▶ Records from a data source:
■ ■ ■ ■

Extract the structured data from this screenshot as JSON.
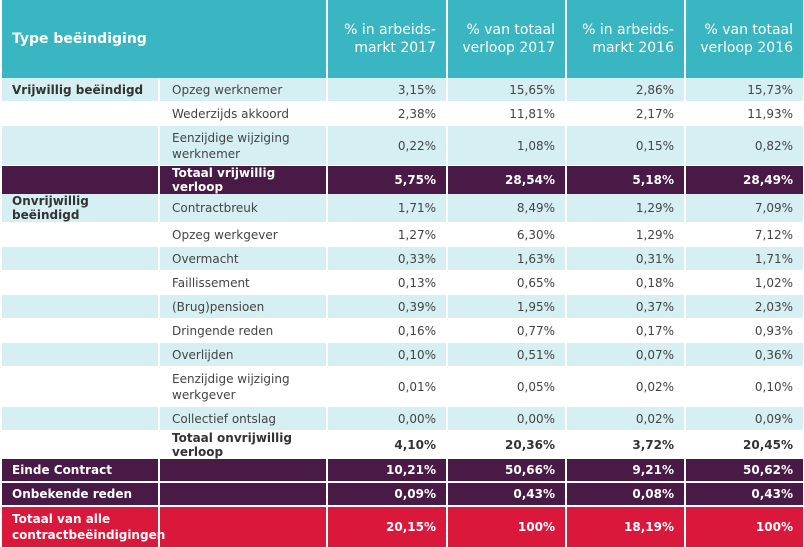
{
  "header": {
    "type": "Type beëindiging",
    "col1": "% in arbeids-\nmarkt 2017",
    "col2": "% van totaal\nverloop 2017",
    "col3": "% in arbeids-\nmarkt 2016",
    "col4": "% van totaal\nverloop 2016"
  },
  "vrijwillig": {
    "label": "Vrijwillig beëindigd",
    "rows": [
      {
        "name": "Opzeg werknemer",
        "v": [
          "3,15%",
          "15,65%",
          "2,86%",
          "15,73%"
        ]
      },
      {
        "name": "Wederzijds akkoord",
        "v": [
          "2,38%",
          "11,81%",
          "2,17%",
          "11,93%"
        ]
      },
      {
        "name": "Eenzijdige wijziging werknemer",
        "v": [
          "0,22%",
          "1,08%",
          "0,15%",
          "0,82%"
        ]
      }
    ],
    "total": {
      "name": "Totaal vrijwillig verloop",
      "v": [
        "5,75%",
        "28,54%",
        "5,18%",
        "28,49%"
      ]
    }
  },
  "onvrijwillig": {
    "label": "Onvrijwillig beëindigd",
    "rows": [
      {
        "name": "Contractbreuk",
        "v": [
          "1,71%",
          "8,49%",
          "1,29%",
          "7,09%"
        ]
      },
      {
        "name": "Opzeg werkgever",
        "v": [
          "1,27%",
          "6,30%",
          "1,29%",
          "7,12%"
        ]
      },
      {
        "name": "Overmacht",
        "v": [
          "0,33%",
          "1,63%",
          "0,31%",
          "1,71%"
        ]
      },
      {
        "name": "Faillissement",
        "v": [
          "0,13%",
          "0,65%",
          "0,18%",
          "1,02%"
        ]
      },
      {
        "name": "(Brug)pensioen",
        "v": [
          "0,39%",
          "1,95%",
          "0,37%",
          "2,03%"
        ]
      },
      {
        "name": "Dringende reden",
        "v": [
          "0,16%",
          "0,77%",
          "0,17%",
          "0,93%"
        ]
      },
      {
        "name": "Overlijden",
        "v": [
          "0,10%",
          "0,51%",
          "0,07%",
          "0,36%"
        ]
      },
      {
        "name": "Eenzijdige wijziging werkgever",
        "v": [
          "0,01%",
          "0,05%",
          "0,02%",
          "0,10%"
        ]
      },
      {
        "name": "Collectief ontslag",
        "v": [
          "0,00%",
          "0,00%",
          "0,02%",
          "0,09%"
        ]
      }
    ],
    "total": {
      "name": "Totaal onvrijwillig verloop",
      "v": [
        "4,10%",
        "20,36%",
        "3,72%",
        "20,45%"
      ]
    }
  },
  "einde": {
    "label": "Einde Contract",
    "v": [
      "10,21%",
      "50,66%",
      "9,21%",
      "50,62%"
    ]
  },
  "onbekend": {
    "label": "Onbekende reden",
    "v": [
      "0,09%",
      "0,43%",
      "0,08%",
      "0,43%"
    ]
  },
  "totaal": {
    "label": "Totaal van alle contractbeëindigingen",
    "v": [
      "20,15%",
      "100%",
      "18,19%",
      "100%"
    ]
  },
  "colors": {
    "header": "#3ab6c3",
    "alt_row": "#d6eff2",
    "dark": "#4a1a47",
    "red": "#d9183b"
  }
}
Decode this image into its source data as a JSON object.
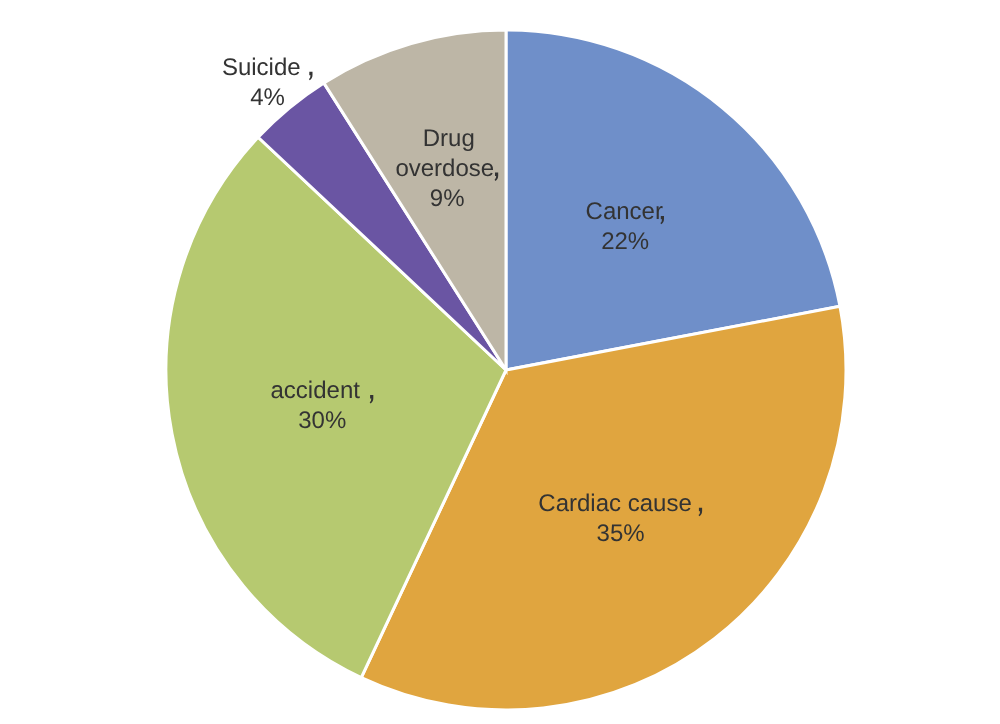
{
  "chart_data": {
    "type": "pie",
    "categories": [
      "Cancer",
      "Cardiac cause",
      "accident",
      "Suicide",
      "Drug overdose"
    ],
    "values": [
      22,
      35,
      30,
      4,
      9
    ],
    "value_labels": [
      "22%",
      "35%",
      "30%",
      "4%",
      "9%"
    ],
    "colors": [
      "#6f8fc9",
      "#e0a53f",
      "#b6c970",
      "#6a55a3",
      "#bdb6a6"
    ]
  }
}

■ ■ ■ ■

▶ Exercise description: Could you repeat all of the material exactly? Pictures should not be copied.

▶ Written response:
Extract the structured data from this screenshot as JSON.
{
  "header": {
    "type": "Type beëindiging",
    "col1": "% in arbeids-\nmarkt 2017",
    "col2": "% van totaal\nverloop 2017",
    "col3": "% in arbeids-\nmarkt 2016",
    "col4": "% van totaal\nverloop 2016"
  },
  "vrijwillig": {
    "label": "Vrijwillig beëindigd",
    "rows": [
      {
        "name": "Opzeg werknemer",
        "v": [
          "3,15%",
          "15,65%",
          "2,86%",
          "15,73%"
        ]
      },
      {
        "name": "Wederzijds akkoord",
        "v": [
          "2,38%",
          "11,81%",
          "2,17%",
          "11,93%"
        ]
      },
      {
        "name": "Eenzijdige wijziging werknemer",
        "v": [
          "0,22%",
          "1,08%",
          "0,15%",
          "0,82%"
        ]
      }
    ],
    "total": {
      "name": "Totaal vrijwillig verloop",
      "v": [
        "5,75%",
        "28,54%",
        "5,18%",
        "28,49%"
      ]
    }
  },
  "onvrijwillig": {
    "label": "Onvrijwillig beëindigd",
    "rows": [
      {
        "name": "Contractbreuk",
        "v": [
          "1,71%",
          "8,49%",
          "1,29%",
          "7,09%"
        ]
      },
      {
        "name": "Opzeg werkgever",
        "v": [
          "1,27%",
          "6,30%",
          "1,29%",
          "7,12%"
        ]
      },
      {
        "name": "Overmacht",
        "v": [
          "0,33%",
          "1,63%",
          "0,31%",
          "1,71%"
        ]
      },
      {
        "name": "Faillissement",
        "v": [
          "0,13%",
          "0,65%",
          "0,18%",
          "1,02%"
        ]
      },
      {
        "name": "(Brug)pensioen",
        "v": [
          "0,39%",
          "1,95%",
          "0,37%",
          "2,03%"
        ]
      },
      {
        "name": "Dringende reden",
        "v": [
          "0,16%",
          "0,77%",
          "0,17%",
          "0,93%"
        ]
      },
      {
        "name": "Overlijden",
        "v": [
          "0,10%",
          "0,51%",
          "0,07%",
          "0,36%"
        ]
      },
      {
        "name": "Eenzijdige wijziging werkgever",
        "v": [
          "0,01%",
          "0,05%",
          "0,02%",
          "0,10%"
        ]
      },
      {
        "name": "Collectief ontslag",
        "v": [
          "0,00%",
          "0,00%",
          "0,02%",
          "0,09%"
        ]
      }
    ],
    "total": {
      "name": "Totaal onvrijwillig verloop",
      "v": [
        "4,10%",
        "20,36%",
        "3,72%",
        "20,45%"
      ]
    }
  },
  "einde": {
    "label": "Einde Contract",
    "v": [
      "10,21%",
      "50,66%",
      "9,21%",
      "50,62%"
    ]
  },
  "onbekend": {
    "label": "Onbekende reden",
    "v": [
      "0,09%",
      "0,43%",
      "0,08%",
      "0,43%"
    ]
  },
  "totaal": {
    "label": "Totaal van alle contractbeëindigingen",
    "v": [
      "20,15%",
      "100%",
      "18,19%",
      "100%"
    ]
  },
  "colors": {
    "header": "#3ab6c3",
    "alt_row": "#d6eff2",
    "dark": "#4a1a47",
    "red": "#d9183b"
  }
}
Decode this image into its source data as a JSON object.
{
  "chart_data": {
    "type": "pie",
    "categories": [
      "Cancer",
      "Cardiac cause",
      "accident",
      "Suicide",
      "Drug overdose"
    ],
    "values": [
      22,
      35,
      30,
      4,
      9
    ],
    "value_labels": [
      "22%",
      "35%",
      "30%",
      "4%",
      "9%"
    ],
    "colors": [
      "#6f8fc9",
      "#e0a53f",
      "#b6c970",
      "#6a55a3",
      "#bdb6a6"
    ]
  }
}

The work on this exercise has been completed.